■ Job:
Print out each record below, unaltered and complete, without its images.

■ Stored records:
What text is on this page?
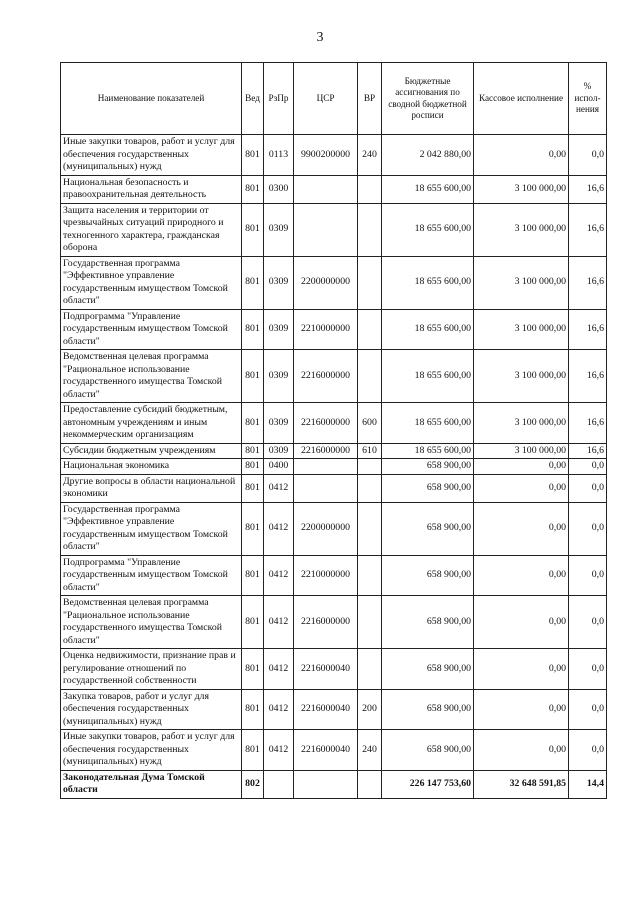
3
Наименование показателей	Вед	РзПр	ЦСР	ВР	Бюджетные ассигнования по сводной бюджетной росписи	Кассовое исполнение	% испол-нения
Иные закупки товаров, работ и услуг для обеспечения государственных (муниципальных) нужд	801	0113	9900200000	240	2 042 880,00	0,00	0,0
Национальная безопасность и правоохранительная деятельность	801	0300			18 655 600,00	3 100 000,00	16,6
Защита населения и территории от чрезвычайных ситуаций природного и техногенного характера, гражданская оборона	801	0309			18 655 600,00	3 100 000,00	16,6
Государственная программа "Эффективное управление государственным имуществом Томской области"	801	0309	2200000000		18 655 600,00	3 100 000,00	16,6
Подпрограмма "Управление государственным имуществом Томской области"	801	0309	2210000000		18 655 600,00	3 100 000,00	16,6
Ведомственная целевая программа "Рациональное использование государственного имущества Томской области"	801	0309	2216000000		18 655 600,00	3 100 000,00	16,6
Предоставление субсидий бюджетным, автономным учреждениям и иным некоммерческим организациям	801	0309	2216000000	600	18 655 600,00	3 100 000,00	16,6
Субсидии бюджетным учреждениям	801	0309	2216000000	610	18 655 600,00	3 100 000,00	16,6
Национальная экономика	801	0400			658 900,00	0,00	0,0
Другие вопросы в области национальной экономики	801	0412			658 900,00	0,00	0,0
Государственная программа "Эффективное управление государственным имуществом Томской области"	801	0412	2200000000		658 900,00	0,00	0,0
Подпрограмма "Управление государственным имуществом Томской области"	801	0412	2210000000		658 900,00	0,00	0,0
Ведомственная целевая программа "Рациональное использование государственного имущества Томской области"	801	0412	2216000000		658 900,00	0,00	0,0
Оценка недвижимости, признание прав и регулирование отношений по государственной собственности	801	0412	2216000040		658 900,00	0,00	0,0
Закупка товаров, работ и услуг для обеспечения государственных (муниципальных) нужд	801	0412	2216000040	200	658 900,00	0,00	0,0
Иные закупки товаров, работ и услуг для обеспечения государственных (муниципальных) нужд	801	0412	2216000040	240	658 900,00	0,00	0,0
Законодательная Дума Томской области	802				226 147 753,60	32 648 591,85	14,4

■ Written solution:
What text is on this page?
3
Наименование показателей	Вед	РзПр	ЦСР	ВР	Бюджетные ассигнования по сводной бюджетной росписи	Кассовое исполнение	% испол-нения
Иные закупки товаров, работ и услуг для обеспечения государственных (муниципальных) нужд	801	0113	9900200000	240	2 042 880,00	0,00	0,0
Национальная безопасность и правоохранительная деятельность	801	0300			18 655 600,00	3 100 000,00	16,6
Защита населения и территории от чрезвычайных ситуаций природного и техногенного характера, гражданская оборона	801	0309			18 655 600,00	3 100 000,00	16,6
Государственная программа "Эффективное управление государственным имуществом Томской области"	801	0309	2200000000		18 655 600,00	3 100 000,00	16,6
Подпрограмма "Управление государственным имуществом Томской области"	801	0309	2210000000		18 655 600,00	3 100 000,00	16,6
Ведомственная целевая программа "Рациональное использование государственного имущества Томской области"	801	0309	2216000000		18 655 600,00	3 100 000,00	16,6
Предоставление субсидий бюджетным, автономным учреждениям и иным некоммерческим организациям	801	0309	2216000000	600	18 655 600,00	3 100 000,00	16,6
Субсидии бюджетным учреждениям	801	0309	2216000000	610	18 655 600,00	3 100 000,00	16,6
Национальная экономика	801	0400			658 900,00	0,00	0,0
Другие вопросы в области национальной экономики	801	0412			658 900,00	0,00	0,0
Государственная программа "Эффективное управление государственным имуществом Томской области"	801	0412	2200000000		658 900,00	0,00	0,0
Подпрограмма "Управление государственным имуществом Томской области"	801	0412	2210000000		658 900,00	0,00	0,0
Ведомственная целевая программа "Рациональное использование государственного имущества Томской области"	801	0412	2216000000		658 900,00	0,00	0,0
Оценка недвижимости, признание прав и регулирование отношений по государственной собственности	801	0412	2216000040		658 900,00	0,00	0,0
Закупка товаров, работ и услуг для обеспечения государственных (муниципальных) нужд	801	0412	2216000040	200	658 900,00	0,00	0,0
Иные закупки товаров, работ и услуг для обеспечения государственных (муниципальных) нужд	801	0412	2216000040	240	658 900,00	0,00	0,0
Законодательная Дума Томской области	802				226 147 753,60	32 648 591,85	14,4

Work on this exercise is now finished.